**Instruction**:
Pick out the lines below that contain the string "motherhood" and copy them all.

**Listed records**:
◆ ◆ ◆

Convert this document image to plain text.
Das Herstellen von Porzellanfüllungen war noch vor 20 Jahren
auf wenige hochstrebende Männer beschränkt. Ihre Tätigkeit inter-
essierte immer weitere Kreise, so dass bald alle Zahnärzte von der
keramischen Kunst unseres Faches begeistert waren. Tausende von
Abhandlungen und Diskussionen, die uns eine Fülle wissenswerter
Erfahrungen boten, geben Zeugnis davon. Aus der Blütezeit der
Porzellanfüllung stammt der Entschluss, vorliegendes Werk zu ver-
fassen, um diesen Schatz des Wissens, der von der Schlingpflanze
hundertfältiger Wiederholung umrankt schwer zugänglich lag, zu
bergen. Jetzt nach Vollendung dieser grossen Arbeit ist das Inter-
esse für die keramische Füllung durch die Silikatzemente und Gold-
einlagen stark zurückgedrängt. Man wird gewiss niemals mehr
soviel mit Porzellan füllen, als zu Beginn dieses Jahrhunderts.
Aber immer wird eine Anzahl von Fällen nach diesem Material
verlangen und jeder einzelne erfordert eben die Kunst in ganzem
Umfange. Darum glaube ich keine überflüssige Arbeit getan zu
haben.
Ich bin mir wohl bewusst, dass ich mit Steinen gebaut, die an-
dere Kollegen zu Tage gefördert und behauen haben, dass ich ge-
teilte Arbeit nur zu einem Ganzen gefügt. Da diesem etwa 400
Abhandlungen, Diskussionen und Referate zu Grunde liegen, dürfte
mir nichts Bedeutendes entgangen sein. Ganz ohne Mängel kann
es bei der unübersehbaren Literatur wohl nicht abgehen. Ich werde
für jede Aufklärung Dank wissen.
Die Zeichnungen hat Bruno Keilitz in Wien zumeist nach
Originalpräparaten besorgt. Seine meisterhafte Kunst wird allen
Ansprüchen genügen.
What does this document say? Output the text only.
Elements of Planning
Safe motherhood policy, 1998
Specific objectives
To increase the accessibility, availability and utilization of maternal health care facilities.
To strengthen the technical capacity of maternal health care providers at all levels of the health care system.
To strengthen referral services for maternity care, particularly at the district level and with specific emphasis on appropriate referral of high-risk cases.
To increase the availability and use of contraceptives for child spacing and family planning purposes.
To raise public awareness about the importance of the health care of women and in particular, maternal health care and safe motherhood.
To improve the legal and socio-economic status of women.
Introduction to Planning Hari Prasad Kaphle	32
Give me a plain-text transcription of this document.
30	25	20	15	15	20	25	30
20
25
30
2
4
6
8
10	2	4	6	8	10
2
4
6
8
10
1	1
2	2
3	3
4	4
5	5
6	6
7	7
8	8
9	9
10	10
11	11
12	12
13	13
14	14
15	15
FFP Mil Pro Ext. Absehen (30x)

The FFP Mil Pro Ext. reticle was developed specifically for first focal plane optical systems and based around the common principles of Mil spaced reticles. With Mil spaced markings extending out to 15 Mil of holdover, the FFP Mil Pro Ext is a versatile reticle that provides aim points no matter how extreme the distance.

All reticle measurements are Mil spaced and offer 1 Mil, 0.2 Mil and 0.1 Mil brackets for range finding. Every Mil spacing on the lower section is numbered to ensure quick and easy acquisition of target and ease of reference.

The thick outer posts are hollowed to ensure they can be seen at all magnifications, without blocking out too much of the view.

◆ ◆ ◆

**Exercise result**:
Safe motherhood policy, 1998
To raise public awareness about the importance of the health care of women and in particular, maternal health care and safe motherhood.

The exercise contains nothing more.